▶ _What you should do_
Write out every record below exactly as it appears.

▶ _Entries supplied_
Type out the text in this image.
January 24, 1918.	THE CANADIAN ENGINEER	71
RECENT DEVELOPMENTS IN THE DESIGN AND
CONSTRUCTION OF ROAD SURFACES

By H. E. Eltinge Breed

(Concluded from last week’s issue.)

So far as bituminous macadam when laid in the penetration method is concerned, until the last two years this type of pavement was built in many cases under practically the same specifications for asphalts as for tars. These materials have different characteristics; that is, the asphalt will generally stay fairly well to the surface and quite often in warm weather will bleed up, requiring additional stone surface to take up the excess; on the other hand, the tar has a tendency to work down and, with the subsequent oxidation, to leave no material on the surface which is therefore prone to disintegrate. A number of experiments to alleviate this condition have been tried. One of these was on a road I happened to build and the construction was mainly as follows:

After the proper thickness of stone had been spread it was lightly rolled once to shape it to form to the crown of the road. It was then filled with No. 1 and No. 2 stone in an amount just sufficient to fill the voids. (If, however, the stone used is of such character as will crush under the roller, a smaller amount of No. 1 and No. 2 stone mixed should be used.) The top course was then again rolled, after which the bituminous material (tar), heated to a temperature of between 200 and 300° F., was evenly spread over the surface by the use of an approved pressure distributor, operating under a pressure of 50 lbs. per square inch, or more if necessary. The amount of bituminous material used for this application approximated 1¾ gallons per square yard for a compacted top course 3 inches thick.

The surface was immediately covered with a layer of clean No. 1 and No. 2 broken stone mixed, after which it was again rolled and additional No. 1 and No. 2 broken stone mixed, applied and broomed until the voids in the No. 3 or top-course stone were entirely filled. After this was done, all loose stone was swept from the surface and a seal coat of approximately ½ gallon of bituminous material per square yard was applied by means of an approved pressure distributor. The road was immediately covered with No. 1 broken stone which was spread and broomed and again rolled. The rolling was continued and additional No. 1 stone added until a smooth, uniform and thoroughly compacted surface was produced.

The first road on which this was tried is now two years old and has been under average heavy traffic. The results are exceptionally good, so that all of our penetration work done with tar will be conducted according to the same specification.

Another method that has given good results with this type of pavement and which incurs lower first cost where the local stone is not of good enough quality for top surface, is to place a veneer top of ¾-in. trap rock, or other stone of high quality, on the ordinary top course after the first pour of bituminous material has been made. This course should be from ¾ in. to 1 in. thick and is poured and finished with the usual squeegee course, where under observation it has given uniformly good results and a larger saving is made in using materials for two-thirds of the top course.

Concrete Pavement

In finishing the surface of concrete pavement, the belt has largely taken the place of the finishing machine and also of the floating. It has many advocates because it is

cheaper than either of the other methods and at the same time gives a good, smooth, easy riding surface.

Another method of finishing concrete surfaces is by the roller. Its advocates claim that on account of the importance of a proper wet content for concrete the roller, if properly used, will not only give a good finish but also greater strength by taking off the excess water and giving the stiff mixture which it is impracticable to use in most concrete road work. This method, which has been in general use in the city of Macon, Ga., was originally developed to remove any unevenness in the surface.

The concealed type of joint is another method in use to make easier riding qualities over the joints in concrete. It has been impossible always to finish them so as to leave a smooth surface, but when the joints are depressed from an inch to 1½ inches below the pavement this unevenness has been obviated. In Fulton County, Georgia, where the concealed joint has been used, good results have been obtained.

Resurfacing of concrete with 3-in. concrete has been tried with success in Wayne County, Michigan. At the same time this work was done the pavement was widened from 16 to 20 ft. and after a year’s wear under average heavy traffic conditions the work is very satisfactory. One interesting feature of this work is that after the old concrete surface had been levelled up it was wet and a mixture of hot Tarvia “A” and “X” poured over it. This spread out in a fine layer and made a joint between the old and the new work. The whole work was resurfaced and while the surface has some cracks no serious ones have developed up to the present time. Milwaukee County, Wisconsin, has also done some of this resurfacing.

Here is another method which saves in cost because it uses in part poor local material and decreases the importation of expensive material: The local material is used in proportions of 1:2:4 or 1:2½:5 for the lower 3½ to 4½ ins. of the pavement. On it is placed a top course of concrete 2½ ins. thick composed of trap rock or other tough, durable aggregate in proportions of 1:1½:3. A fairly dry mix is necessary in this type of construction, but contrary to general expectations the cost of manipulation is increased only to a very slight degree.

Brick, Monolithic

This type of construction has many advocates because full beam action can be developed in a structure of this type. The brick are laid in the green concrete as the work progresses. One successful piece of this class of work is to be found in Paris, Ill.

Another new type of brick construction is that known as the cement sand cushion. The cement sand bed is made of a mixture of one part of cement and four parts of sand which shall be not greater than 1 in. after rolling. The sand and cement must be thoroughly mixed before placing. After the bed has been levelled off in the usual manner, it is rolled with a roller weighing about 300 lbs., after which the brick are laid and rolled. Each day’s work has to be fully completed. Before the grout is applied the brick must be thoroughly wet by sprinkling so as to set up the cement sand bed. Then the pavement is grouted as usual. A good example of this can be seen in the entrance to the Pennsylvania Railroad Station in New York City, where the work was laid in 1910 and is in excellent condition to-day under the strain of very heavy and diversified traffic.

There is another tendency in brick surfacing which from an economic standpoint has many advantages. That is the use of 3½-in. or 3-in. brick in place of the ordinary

▶ _Solution to the problem_
Type out the text in this image.
January 24, 1918.	THE CANADIAN ENGINEER	71
RECENT DEVELOPMENTS IN THE DESIGN AND
CONSTRUCTION OF ROAD SURFACES

By H. E. Eltinge Breed

(Concluded from last week’s issue.)

So far as bituminous macadam when laid in the penetration method is concerned, until the last two years this type of pavement was built in many cases under practically the same specifications for asphalts as for tars. These materials have different characteristics; that is, the asphalt will generally stay fairly well to the surface and quite often in warm weather will bleed up, requiring additional stone surface to take up the excess; on the other hand, the tar has a tendency to work down and, with the subsequent oxidation, to leave no material on the surface which is therefore prone to disintegrate. A number of experiments to alleviate this condition have been tried. One of these was on a road I happened to build and the construction was mainly as follows:

After the proper thickness of stone had been spread it was lightly rolled once to shape it to form to the crown of the road. It was then filled with No. 1 and No. 2 stone in an amount just sufficient to fill the voids. (If, however, the stone used is of such character as will crush under the roller, a smaller amount of No. 1 and No. 2 stone mixed should be used.) The top course was then again rolled, after which the bituminous material (tar), heated to a temperature of between 200 and 300° F., was evenly spread over the surface by the use of an approved pressure distributor, operating under a pressure of 50 lbs. per square inch, or more if necessary. The amount of bituminous material used for this application approximated 1¾ gallons per square yard for a compacted top course 3 inches thick.

The surface was immediately covered with a layer of clean No. 1 and No. 2 broken stone mixed, after which it was again rolled and additional No. 1 and No. 2 broken stone mixed, applied and broomed until the voids in the No. 3 or top-course stone were entirely filled. After this was done, all loose stone was swept from the surface and a seal coat of approximately ½ gallon of bituminous material per square yard was applied by means of an approved pressure distributor. The road was immediately covered with No. 1 broken stone which was spread and broomed and again rolled. The rolling was continued and additional No. 1 stone added until a smooth, uniform and thoroughly compacted surface was produced.

The first road on which this was tried is now two years old and has been under average heavy traffic. The results are exceptionally good, so that all of our penetration work done with tar will be conducted according to the same specification.

Another method that has given good results with this type of pavement and which incurs lower first cost where the local stone is not of good enough quality for top surface, is to place a veneer top of ¾-in. trap rock, or other stone of high quality, on the ordinary top course after the first pour of bituminous material has been made. This course should be from ¾ in. to 1 in. thick and is poured and finished with the usual squeegee course, where under observation it has given uniformly good results and a larger saving is made in using materials for two-thirds of the top course.

Concrete Pavement

In finishing the surface of concrete pavement, the belt has largely taken the place of the finishing machine and also of the floating. It has many advocates because it is

cheaper than either of the other methods and at the same time gives a good, smooth, easy riding surface.

Another method of finishing concrete surfaces is by the roller. Its advocates claim that on account of the importance of a proper wet content for concrete the roller, if properly used, will not only give a good finish but also greater strength by taking off the excess water and giving the stiff mixture which it is impracticable to use in most concrete road work. This method, which has been in general use in the city of Macon, Ga., was originally developed to remove any unevenness in the surface.

The concealed type of joint is another method in use to make easier riding qualities over the joints in concrete. It has been impossible always to finish them so as to leave a smooth surface, but when the joints are depressed from an inch to 1½ inches below the pavement this unevenness has been obviated. In Fulton County, Georgia, where the concealed joint has been used, good results have been obtained.

Resurfacing of concrete with 3-in. concrete has been tried with success in Wayne County, Michigan. At the same time this work was done the pavement was widened from 16 to 20 ft. and after a year’s wear under average heavy traffic conditions the work is very satisfactory. One interesting feature of this work is that after the old concrete surface had been levelled up it was wet and a mixture of hot Tarvia “A” and “X” poured over it. This spread out in a fine layer and made a joint between the old and the new work. The whole work was resurfaced and while the surface has some cracks no serious ones have developed up to the present time. Milwaukee County, Wisconsin, has also done some of this resurfacing.

Here is another method which saves in cost because it uses in part poor local material and decreases the importation of expensive material: The local material is used in proportions of 1:2:4 or 1:2½:5 for the lower 3½ to 4½ ins. of the pavement. On it is placed a top course of concrete 2½ ins. thick composed of trap rock or other tough, durable aggregate in proportions of 1:1½:3. A fairly dry mix is necessary in this type of construction, but contrary to general expectations the cost of manipulation is increased only to a very slight degree.

Brick, Monolithic

This type of construction has many advocates because full beam action can be developed in a structure of this type. The brick are laid in the green concrete as the work progresses. One successful piece of this class of work is to be found in Paris, Ill.

Another new type of brick construction is that known as the cement sand cushion. The cement sand bed is made of a mixture of one part of cement and four parts of sand which shall be not greater than 1 in. after rolling. The sand and cement must be thoroughly mixed before placing. After the bed has been levelled off in the usual manner, it is rolled with a roller weighing about 300 lbs., after which the brick are laid and rolled. Each day’s work has to be fully completed. Before the grout is applied the brick must be thoroughly wet by sprinkling so as to set up the cement sand bed. Then the pavement is grouted as usual. A good example of this can be seen in the entrance to the Pennsylvania Railroad Station in New York City, where the work was laid in 1910 and is in excellent condition to-day under the strain of very heavy and diversified traffic.

There is another tendency in brick surfacing which from an economic standpoint has many advantages. That is the use of 3½-in. or 3-in. brick in place of the ordinary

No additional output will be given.